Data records

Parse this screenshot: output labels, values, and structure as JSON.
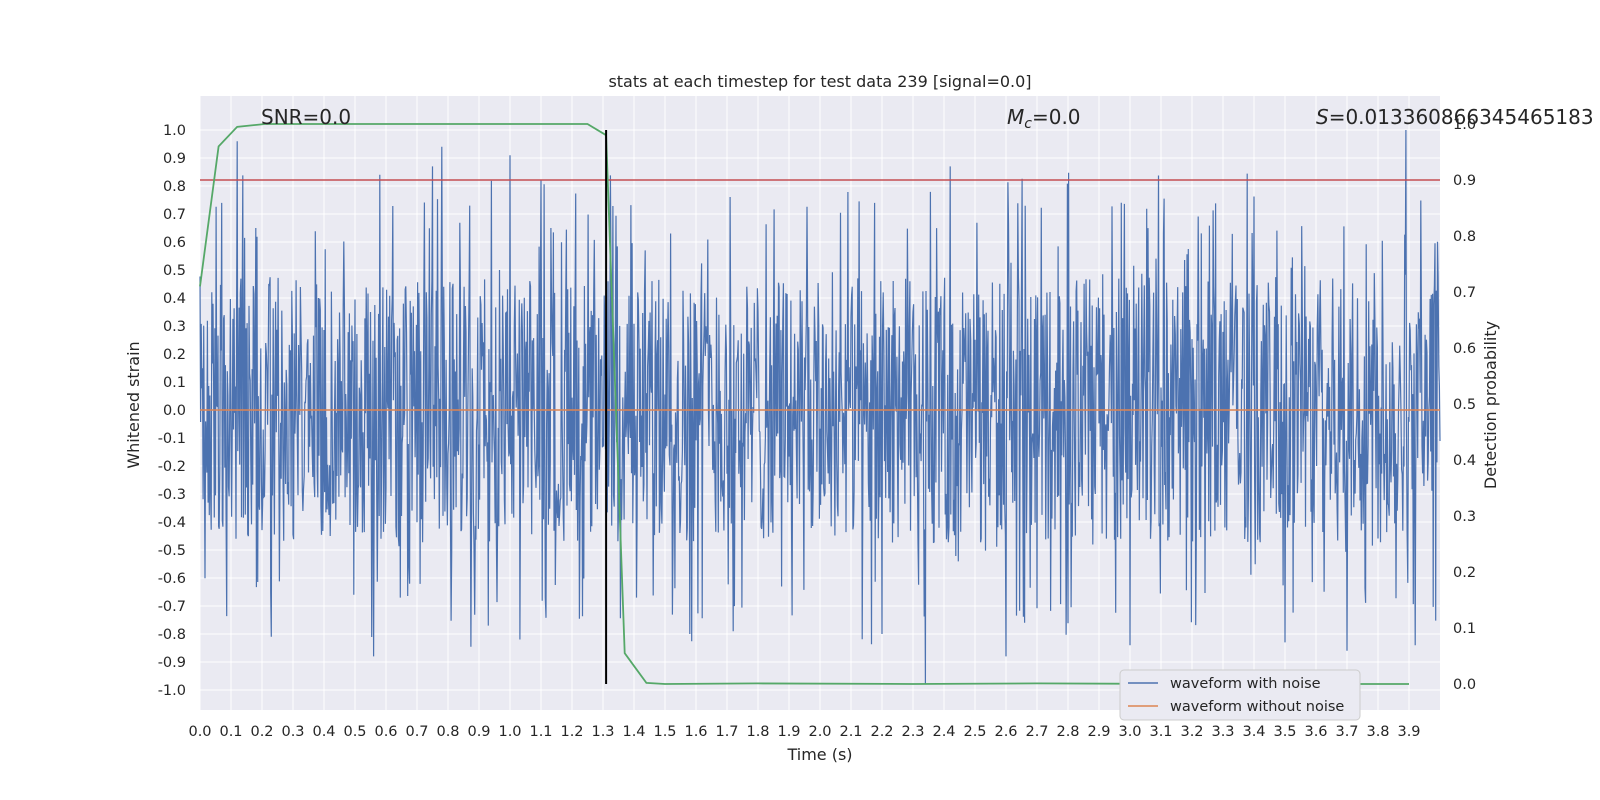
{
  "chart_data": {
    "type": "line",
    "title": "stats at each timestep for test data 239 [signal=0.0]",
    "xlabel": "Time (s)",
    "ylabel": "Whitened strain",
    "y2label": "Detection probability",
    "xlim": [
      0.0,
      4.0
    ],
    "ylim": [
      -1.05,
      1.05
    ],
    "y2lim": [
      -0.0364,
      1.0
    ],
    "x_ticks": [
      "0.0",
      "0.1",
      "0.2",
      "0.3",
      "0.4",
      "0.5",
      "0.6",
      "0.7",
      "0.8",
      "0.9",
      "1.0",
      "1.1",
      "1.2",
      "1.3",
      "1.4",
      "1.5",
      "1.6",
      "1.7",
      "1.8",
      "1.9",
      "2.0",
      "2.1",
      "2.2",
      "2.3",
      "2.4",
      "2.5",
      "2.6",
      "2.7",
      "2.8",
      "2.9",
      "3.0",
      "3.1",
      "3.2",
      "3.3",
      "3.4",
      "3.5",
      "3.6",
      "3.7",
      "3.8",
      "3.9"
    ],
    "y_ticks": [
      "1.0",
      "0.9",
      "0.8",
      "0.7",
      "0.6",
      "0.5",
      "0.4",
      "0.3",
      "0.2",
      "0.1",
      "0.0",
      "-0.1",
      "-0.2",
      "-0.3",
      "-0.4",
      "-0.5",
      "-0.6",
      "-0.7",
      "-0.8",
      "-0.9",
      "-1.0"
    ],
    "y2_ticks": [
      "1.0",
      "0.9",
      "0.8",
      "0.7",
      "0.6",
      "0.5",
      "0.4",
      "0.3",
      "0.2",
      "0.1",
      "0.0"
    ],
    "threshold": {
      "y2": 0.9,
      "color": "#c44e52"
    },
    "marker_time": 1.31,
    "annotations": {
      "snr": "SNR=0.0",
      "mc_symbol": "M",
      "mc_sub": "c",
      "mc_value": "=0.0",
      "s_symbol": "S",
      "s_value": "=0.013360866345465183"
    },
    "legend": {
      "placement": "bottom-right",
      "entries": [
        "waveform with noise",
        "waveform without noise"
      ]
    },
    "series": [
      {
        "name": "waveform with noise",
        "color": "#4c72b0",
        "description": "dense noise trace sampled every 0.002 s, amplitude approx -0.95 to 1.0",
        "spikes": [
          {
            "t": 0.12,
            "v": 0.96
          },
          {
            "t": 0.18,
            "v": 0.65
          },
          {
            "t": 0.23,
            "v": -0.81
          },
          {
            "t": 0.56,
            "v": -0.88
          },
          {
            "t": 0.58,
            "v": 0.84
          },
          {
            "t": 0.75,
            "v": 0.87
          },
          {
            "t": 0.78,
            "v": 0.94
          },
          {
            "t": 0.93,
            "v": -0.77
          },
          {
            "t": 1.0,
            "v": 0.91
          },
          {
            "t": 1.1,
            "v": 0.82
          },
          {
            "t": 1.58,
            "v": -0.8
          },
          {
            "t": 1.72,
            "v": -0.79
          },
          {
            "t": 2.2,
            "v": -0.8
          },
          {
            "t": 2.34,
            "v": -0.98
          },
          {
            "t": 2.42,
            "v": 0.87
          },
          {
            "t": 2.6,
            "v": -0.88
          },
          {
            "t": 3.0,
            "v": -0.84
          },
          {
            "t": 3.5,
            "v": -0.83
          },
          {
            "t": 3.7,
            "v": -0.86
          },
          {
            "t": 3.89,
            "v": 1.0
          },
          {
            "t": 3.92,
            "v": -0.84
          }
        ]
      },
      {
        "name": "waveform without noise",
        "color": "#dd8452",
        "x": [
          0.0,
          4.0
        ],
        "y": [
          0.0,
          0.0
        ]
      },
      {
        "name": "Detection probability",
        "color": "#55a868",
        "axis": "right",
        "x": [
          0.0,
          0.06,
          0.12,
          0.21,
          0.5,
          0.8,
          1.1,
          1.25,
          1.31,
          1.37,
          1.44,
          1.5,
          1.8,
          2.3,
          2.7,
          3.2,
          3.9
        ],
        "y": [
          0.71,
          0.96,
          0.995,
          1.0,
          1.0,
          1.0,
          1.0,
          1.0,
          0.98,
          0.055,
          0.002,
          0.0,
          0.001,
          0.0,
          0.001,
          0.0,
          0.0
        ]
      }
    ]
  }
}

- _What you need to do_
Reproduce the material above in full, exactly, with no images.

- _Solved exercise_
Parse this screenshot: output labels, values, and structure as JSON.
{
  "chart_data": {
    "type": "line",
    "title": "stats at each timestep for test data 239 [signal=0.0]",
    "xlabel": "Time (s)",
    "ylabel": "Whitened strain",
    "y2label": "Detection probability",
    "xlim": [
      0.0,
      4.0
    ],
    "ylim": [
      -1.05,
      1.05
    ],
    "y2lim": [
      -0.0364,
      1.0
    ],
    "x_ticks": [
      "0.0",
      "0.1",
      "0.2",
      "0.3",
      "0.4",
      "0.5",
      "0.6",
      "0.7",
      "0.8",
      "0.9",
      "1.0",
      "1.1",
      "1.2",
      "1.3",
      "1.4",
      "1.5",
      "1.6",
      "1.7",
      "1.8",
      "1.9",
      "2.0",
      "2.1",
      "2.2",
      "2.3",
      "2.4",
      "2.5",
      "2.6",
      "2.7",
      "2.8",
      "2.9",
      "3.0",
      "3.1",
      "3.2",
      "3.3",
      "3.4",
      "3.5",
      "3.6",
      "3.7",
      "3.8",
      "3.9"
    ],
    "y_ticks": [
      "1.0",
      "0.9",
      "0.8",
      "0.7",
      "0.6",
      "0.5",
      "0.4",
      "0.3",
      "0.2",
      "0.1",
      "0.0",
      "-0.1",
      "-0.2",
      "-0.3",
      "-0.4",
      "-0.5",
      "-0.6",
      "-0.7",
      "-0.8",
      "-0.9",
      "-1.0"
    ],
    "y2_ticks": [
      "1.0",
      "0.9",
      "0.8",
      "0.7",
      "0.6",
      "0.5",
      "0.4",
      "0.3",
      "0.2",
      "0.1",
      "0.0"
    ],
    "threshold": {
      "y2": 0.9,
      "color": "#c44e52"
    },
    "marker_time": 1.31,
    "annotations": {
      "snr": "SNR=0.0",
      "mc_symbol": "M",
      "mc_sub": "c",
      "mc_value": "=0.0",
      "s_symbol": "S",
      "s_value": "=0.013360866345465183"
    },
    "legend": {
      "placement": "bottom-right",
      "entries": [
        "waveform with noise",
        "waveform without noise"
      ]
    },
    "series": [
      {
        "name": "waveform with noise",
        "color": "#4c72b0",
        "description": "dense noise trace sampled every 0.002 s, amplitude approx -0.95 to 1.0",
        "spikes": [
          {
            "t": 0.12,
            "v": 0.96
          },
          {
            "t": 0.18,
            "v": 0.65
          },
          {
            "t": 0.23,
            "v": -0.81
          },
          {
            "t": 0.56,
            "v": -0.88
          },
          {
            "t": 0.58,
            "v": 0.84
          },
          {
            "t": 0.75,
            "v": 0.87
          },
          {
            "t": 0.78,
            "v": 0.94
          },
          {
            "t": 0.93,
            "v": -0.77
          },
          {
            "t": 1.0,
            "v": 0.91
          },
          {
            "t": 1.1,
            "v": 0.82
          },
          {
            "t": 1.58,
            "v": -0.8
          },
          {
            "t": 1.72,
            "v": -0.79
          },
          {
            "t": 2.2,
            "v": -0.8
          },
          {
            "t": 2.34,
            "v": -0.98
          },
          {
            "t": 2.42,
            "v": 0.87
          },
          {
            "t": 2.6,
            "v": -0.88
          },
          {
            "t": 3.0,
            "v": -0.84
          },
          {
            "t": 3.5,
            "v": -0.83
          },
          {
            "t": 3.7,
            "v": -0.86
          },
          {
            "t": 3.89,
            "v": 1.0
          },
          {
            "t": 3.92,
            "v": -0.84
          }
        ]
      },
      {
        "name": "waveform without noise",
        "color": "#dd8452",
        "x": [
          0.0,
          4.0
        ],
        "y": [
          0.0,
          0.0
        ]
      },
      {
        "name": "Detection probability",
        "color": "#55a868",
        "axis": "right",
        "x": [
          0.0,
          0.06,
          0.12,
          0.21,
          0.5,
          0.8,
          1.1,
          1.25,
          1.31,
          1.37,
          1.44,
          1.5,
          1.8,
          2.3,
          2.7,
          3.2,
          3.9
        ],
        "y": [
          0.71,
          0.96,
          0.995,
          1.0,
          1.0,
          1.0,
          1.0,
          1.0,
          0.98,
          0.055,
          0.002,
          0.0,
          0.001,
          0.0,
          0.001,
          0.0,
          0.0
        ]
      }
    ]
  }
}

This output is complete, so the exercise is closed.